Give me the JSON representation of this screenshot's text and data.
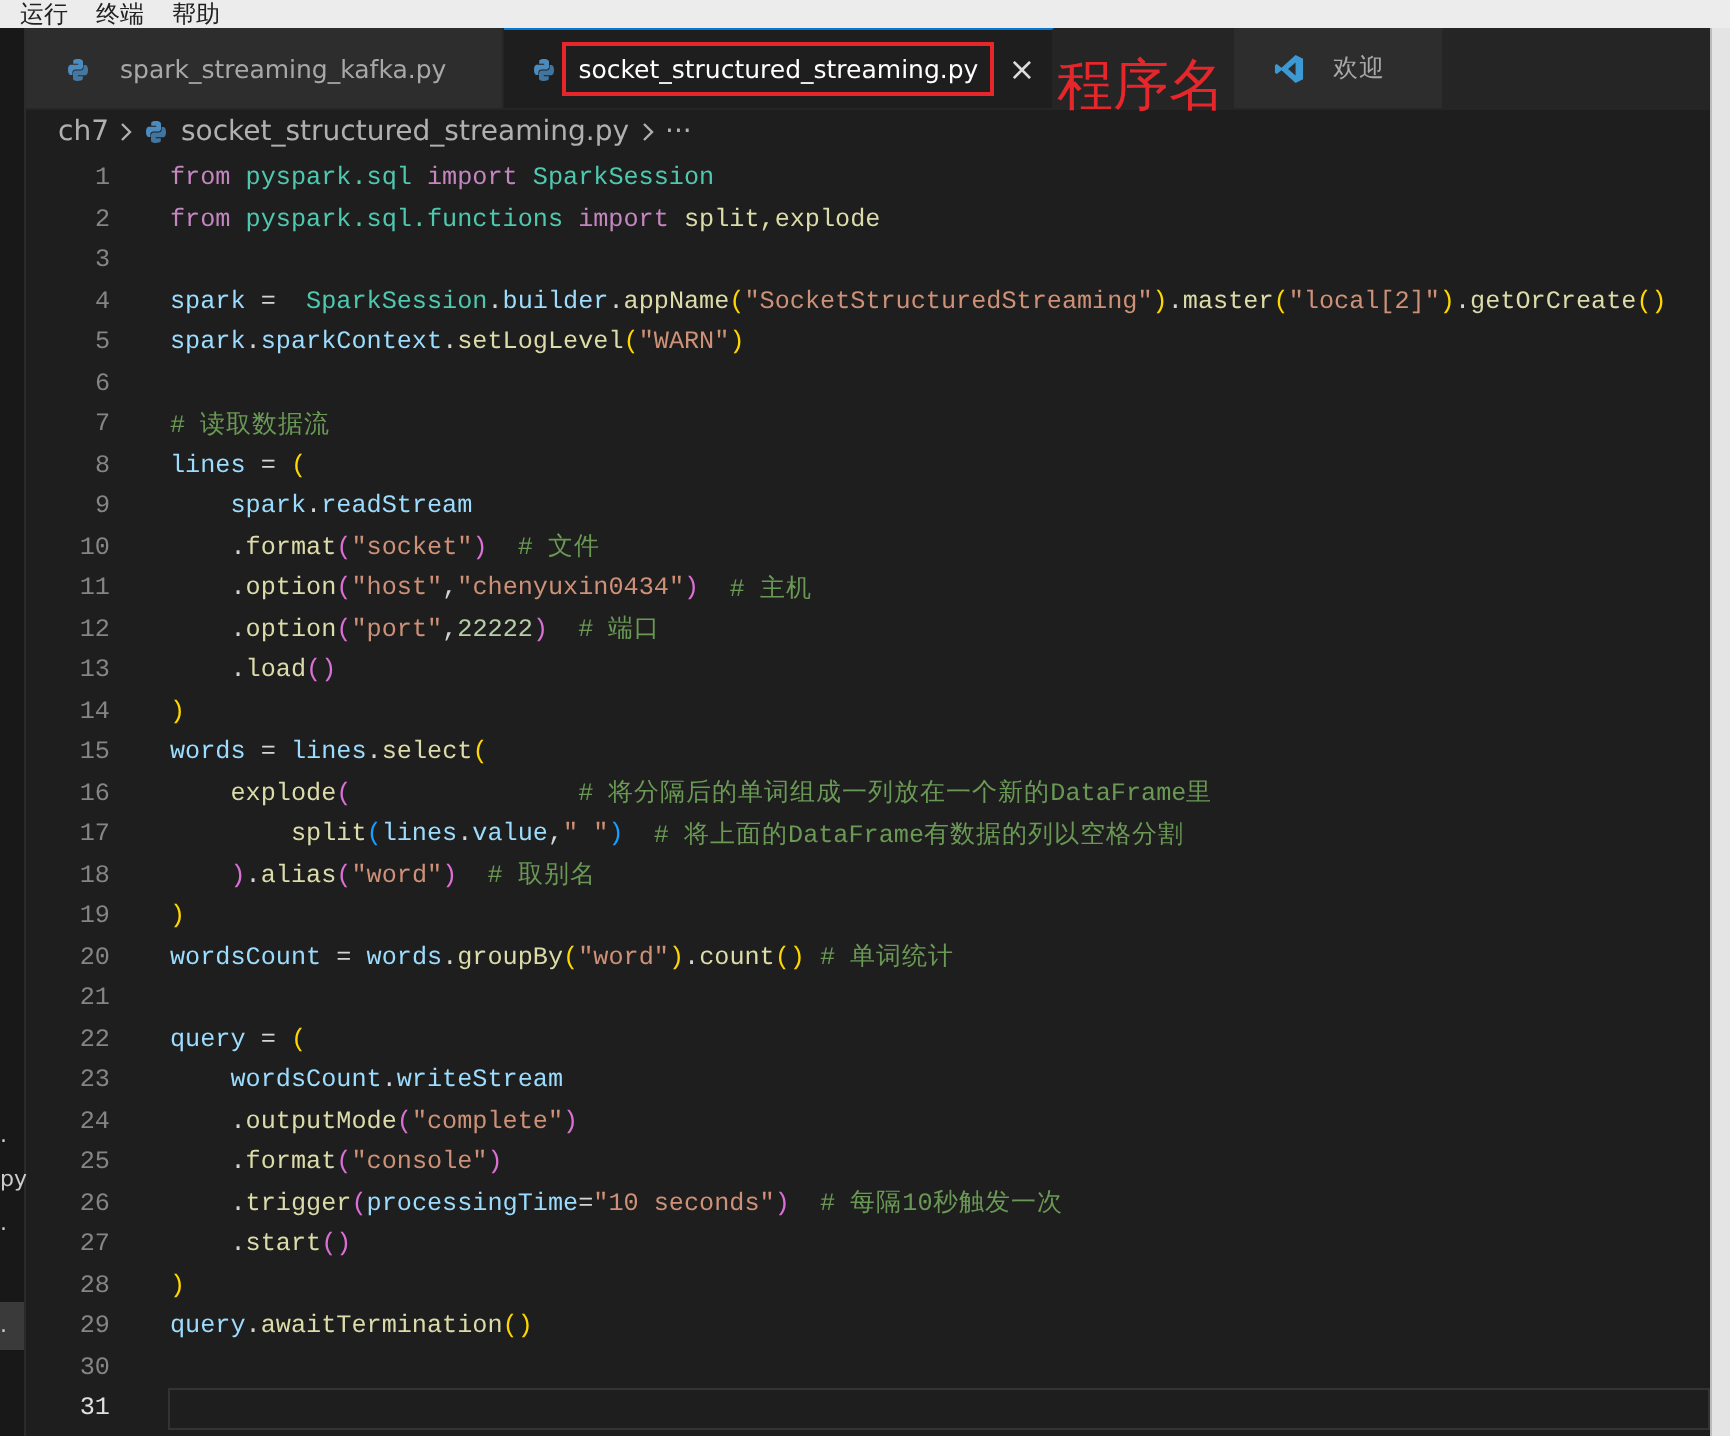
{
  "menu_bar": {
    "items": [
      "运行",
      "终端",
      "帮助"
    ]
  },
  "tabs": [
    {
      "label": "spark_streaming_kafka.py",
      "kind": "python",
      "selected": false,
      "annotated": false,
      "closable": false
    },
    {
      "label": "socket_structured_streaming.py",
      "kind": "python",
      "selected": true,
      "annotated": true,
      "closable": true,
      "close": "×"
    },
    {
      "label": "欢迎",
      "kind": "welcome",
      "selected": false,
      "annotated": false,
      "closable": false
    }
  ],
  "annotation": {
    "label": "程序名"
  },
  "breadcrumb": {
    "folder": "ch7",
    "file": "socket_structured_streaming.py",
    "more": "···"
  },
  "sidebar": {
    "items": [
      {
        "label": ".",
        "selected": false
      },
      {
        "label": "py",
        "selected": false
      },
      {
        "label": ".",
        "selected": false
      },
      {
        "label": ".",
        "selected": true
      }
    ]
  },
  "editor": {
    "lines": [
      {
        "number": "1",
        "current": false,
        "tokens": [
          {
            "kind": "keyword",
            "text": "from "
          },
          {
            "kind": "module",
            "text": "pyspark.sql "
          },
          {
            "kind": "keyword",
            "text": "import "
          },
          {
            "kind": "class",
            "text": "SparkSession"
          }
        ]
      },
      {
        "number": "2",
        "current": false,
        "tokens": [
          {
            "kind": "keyword",
            "text": "from "
          },
          {
            "kind": "module",
            "text": "pyspark.sql.functions "
          },
          {
            "kind": "keyword",
            "text": "import "
          },
          {
            "kind": "func",
            "text": "split,explode"
          }
        ]
      },
      {
        "number": "3",
        "current": false
      },
      {
        "number": "4",
        "current": false,
        "tokens": [
          {
            "kind": "var",
            "text": "spark"
          },
          {
            "kind": "plain",
            "text": " =  "
          },
          {
            "kind": "class",
            "text": "SparkSession"
          },
          {
            "kind": "plain",
            "text": "."
          },
          {
            "kind": "var",
            "text": "builder"
          },
          {
            "kind": "plain",
            "text": "."
          },
          {
            "kind": "func",
            "text": "appName"
          },
          {
            "kind": "paren1",
            "text": "("
          },
          {
            "kind": "string",
            "text": "\"SocketStructuredStreaming\""
          },
          {
            "kind": "paren1",
            "text": ")"
          },
          {
            "kind": "plain",
            "text": "."
          },
          {
            "kind": "func",
            "text": "master"
          },
          {
            "kind": "paren1",
            "text": "("
          },
          {
            "kind": "string",
            "text": "\"local[2]\""
          },
          {
            "kind": "paren1",
            "text": ")"
          },
          {
            "kind": "plain",
            "text": "."
          },
          {
            "kind": "func",
            "text": "getOrCreate"
          },
          {
            "kind": "paren1",
            "text": "()"
          }
        ]
      },
      {
        "number": "5",
        "current": false,
        "tokens": [
          {
            "kind": "var",
            "text": "spark"
          },
          {
            "kind": "plain",
            "text": "."
          },
          {
            "kind": "var",
            "text": "sparkContext"
          },
          {
            "kind": "plain",
            "text": "."
          },
          {
            "kind": "func",
            "text": "setLogLevel"
          },
          {
            "kind": "paren1",
            "text": "("
          },
          {
            "kind": "string",
            "text": "\"WARN\""
          },
          {
            "kind": "paren1",
            "text": ")"
          }
        ]
      },
      {
        "number": "6",
        "current": false
      },
      {
        "number": "7",
        "current": false,
        "tokens": [
          {
            "kind": "comment",
            "text": "# 读取数据流"
          }
        ]
      },
      {
        "number": "8",
        "current": false,
        "tokens": [
          {
            "kind": "var",
            "text": "lines"
          },
          {
            "kind": "plain",
            "text": " = "
          },
          {
            "kind": "paren1",
            "text": "("
          }
        ]
      },
      {
        "number": "9",
        "current": false,
        "tokens": [
          {
            "kind": "var",
            "text": "    spark"
          },
          {
            "kind": "plain",
            "text": "."
          },
          {
            "kind": "var",
            "text": "readStream"
          }
        ]
      },
      {
        "number": "10",
        "current": false,
        "tokens": [
          {
            "kind": "plain",
            "text": "    ."
          },
          {
            "kind": "func",
            "text": "format"
          },
          {
            "kind": "paren2",
            "text": "("
          },
          {
            "kind": "string",
            "text": "\"socket\""
          },
          {
            "kind": "paren2",
            "text": ")"
          },
          {
            "kind": "comment",
            "text": "  # 文件"
          }
        ]
      },
      {
        "number": "11",
        "current": false,
        "tokens": [
          {
            "kind": "plain",
            "text": "    ."
          },
          {
            "kind": "func",
            "text": "option"
          },
          {
            "kind": "paren2",
            "text": "("
          },
          {
            "kind": "string",
            "text": "\"host\""
          },
          {
            "kind": "plain",
            "text": ","
          },
          {
            "kind": "string",
            "text": "\"chenyuxin0434\""
          },
          {
            "kind": "paren2",
            "text": ")"
          },
          {
            "kind": "comment",
            "text": "  # 主机"
          }
        ]
      },
      {
        "number": "12",
        "current": false,
        "tokens": [
          {
            "kind": "plain",
            "text": "    ."
          },
          {
            "kind": "func",
            "text": "option"
          },
          {
            "kind": "paren2",
            "text": "("
          },
          {
            "kind": "string",
            "text": "\"port\""
          },
          {
            "kind": "plain",
            "text": ","
          },
          {
            "kind": "number",
            "text": "22222"
          },
          {
            "kind": "paren2",
            "text": ")"
          },
          {
            "kind": "comment",
            "text": "  # 端口"
          }
        ]
      },
      {
        "number": "13",
        "current": false,
        "tokens": [
          {
            "kind": "plain",
            "text": "    ."
          },
          {
            "kind": "func",
            "text": "load"
          },
          {
            "kind": "paren2",
            "text": "()"
          }
        ]
      },
      {
        "number": "14",
        "current": false,
        "tokens": [
          {
            "kind": "paren1",
            "text": ")"
          }
        ]
      },
      {
        "number": "15",
        "current": false,
        "tokens": [
          {
            "kind": "var",
            "text": "words"
          },
          {
            "kind": "plain",
            "text": " = "
          },
          {
            "kind": "var",
            "text": "lines"
          },
          {
            "kind": "plain",
            "text": "."
          },
          {
            "kind": "func",
            "text": "select"
          },
          {
            "kind": "paren1",
            "text": "("
          }
        ]
      },
      {
        "number": "16",
        "current": false,
        "tokens": [
          {
            "kind": "func",
            "text": "    explode"
          },
          {
            "kind": "paren2",
            "text": "("
          },
          {
            "kind": "comment",
            "text": "               # 将分隔后的单词组成一列放在一个新的DataFrame里"
          }
        ]
      },
      {
        "number": "17",
        "current": false,
        "tokens": [
          {
            "kind": "func",
            "text": "        split"
          },
          {
            "kind": "paren3",
            "text": "("
          },
          {
            "kind": "var",
            "text": "lines"
          },
          {
            "kind": "plain",
            "text": "."
          },
          {
            "kind": "var",
            "text": "value"
          },
          {
            "kind": "plain",
            "text": ","
          },
          {
            "kind": "string",
            "text": "\" \""
          },
          {
            "kind": "paren3",
            "text": ")"
          },
          {
            "kind": "comment",
            "text": "  # 将上面的DataFrame有数据的列以空格分割"
          }
        ]
      },
      {
        "number": "18",
        "current": false,
        "tokens": [
          {
            "kind": "paren2",
            "text": "    )"
          },
          {
            "kind": "plain",
            "text": "."
          },
          {
            "kind": "func",
            "text": "alias"
          },
          {
            "kind": "paren2",
            "text": "("
          },
          {
            "kind": "string",
            "text": "\"word\""
          },
          {
            "kind": "paren2",
            "text": ")"
          },
          {
            "kind": "comment",
            "text": "  # 取别名"
          }
        ]
      },
      {
        "number": "19",
        "current": false,
        "tokens": [
          {
            "kind": "paren1",
            "text": ")"
          }
        ]
      },
      {
        "number": "20",
        "current": false,
        "tokens": [
          {
            "kind": "var",
            "text": "wordsCount"
          },
          {
            "kind": "plain",
            "text": " = "
          },
          {
            "kind": "var",
            "text": "words"
          },
          {
            "kind": "plain",
            "text": "."
          },
          {
            "kind": "func",
            "text": "groupBy"
          },
          {
            "kind": "paren1",
            "text": "("
          },
          {
            "kind": "string",
            "text": "\"word\""
          },
          {
            "kind": "paren1",
            "text": ")"
          },
          {
            "kind": "plain",
            "text": "."
          },
          {
            "kind": "func",
            "text": "count"
          },
          {
            "kind": "paren1",
            "text": "()"
          },
          {
            "kind": "comment",
            "text": " # 单词统计"
          }
        ]
      },
      {
        "number": "21",
        "current": false
      },
      {
        "number": "22",
        "current": false,
        "tokens": [
          {
            "kind": "var",
            "text": "query"
          },
          {
            "kind": "plain",
            "text": " = "
          },
          {
            "kind": "paren1",
            "text": "("
          }
        ]
      },
      {
        "number": "23",
        "current": false,
        "tokens": [
          {
            "kind": "var",
            "text": "    wordsCount"
          },
          {
            "kind": "plain",
            "text": "."
          },
          {
            "kind": "var",
            "text": "writeStream"
          }
        ]
      },
      {
        "number": "24",
        "current": false,
        "tokens": [
          {
            "kind": "plain",
            "text": "    ."
          },
          {
            "kind": "func",
            "text": "outputMode"
          },
          {
            "kind": "paren2",
            "text": "("
          },
          {
            "kind": "string",
            "text": "\"complete\""
          },
          {
            "kind": "paren2",
            "text": ")"
          }
        ]
      },
      {
        "number": "25",
        "current": false,
        "tokens": [
          {
            "kind": "plain",
            "text": "    ."
          },
          {
            "kind": "func",
            "text": "format"
          },
          {
            "kind": "paren2",
            "text": "("
          },
          {
            "kind": "string",
            "text": "\"console\""
          },
          {
            "kind": "paren2",
            "text": ")"
          }
        ]
      },
      {
        "number": "26",
        "current": false,
        "tokens": [
          {
            "kind": "plain",
            "text": "    ."
          },
          {
            "kind": "func",
            "text": "trigger"
          },
          {
            "kind": "paren2",
            "text": "("
          },
          {
            "kind": "var",
            "text": "processingTime"
          },
          {
            "kind": "plain",
            "text": "="
          },
          {
            "kind": "string",
            "text": "\"10 seconds\""
          },
          {
            "kind": "paren2",
            "text": ")"
          },
          {
            "kind": "comment",
            "text": "  # 每隔10秒触发一次"
          }
        ]
      },
      {
        "number": "27",
        "current": false,
        "tokens": [
          {
            "kind": "plain",
            "text": "    ."
          },
          {
            "kind": "func",
            "text": "start"
          },
          {
            "kind": "paren2",
            "text": "()"
          }
        ]
      },
      {
        "number": "28",
        "current": false,
        "tokens": [
          {
            "kind": "paren1",
            "text": ")"
          }
        ]
      },
      {
        "number": "29",
        "current": false,
        "tokens": [
          {
            "kind": "var",
            "text": "query"
          },
          {
            "kind": "plain",
            "text": "."
          },
          {
            "kind": "func",
            "text": "awaitTermination"
          },
          {
            "kind": "paren1",
            "text": "()"
          }
        ]
      },
      {
        "number": "30",
        "current": false
      },
      {
        "number": "31",
        "current": true
      }
    ]
  }
}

============

• [What you need to do]
Show, from the listing above, each line that contains the word "true".

• [The response]
      "selected": true,
      "annotated": true,
      "closable": true,
        "selected": true
        "current": true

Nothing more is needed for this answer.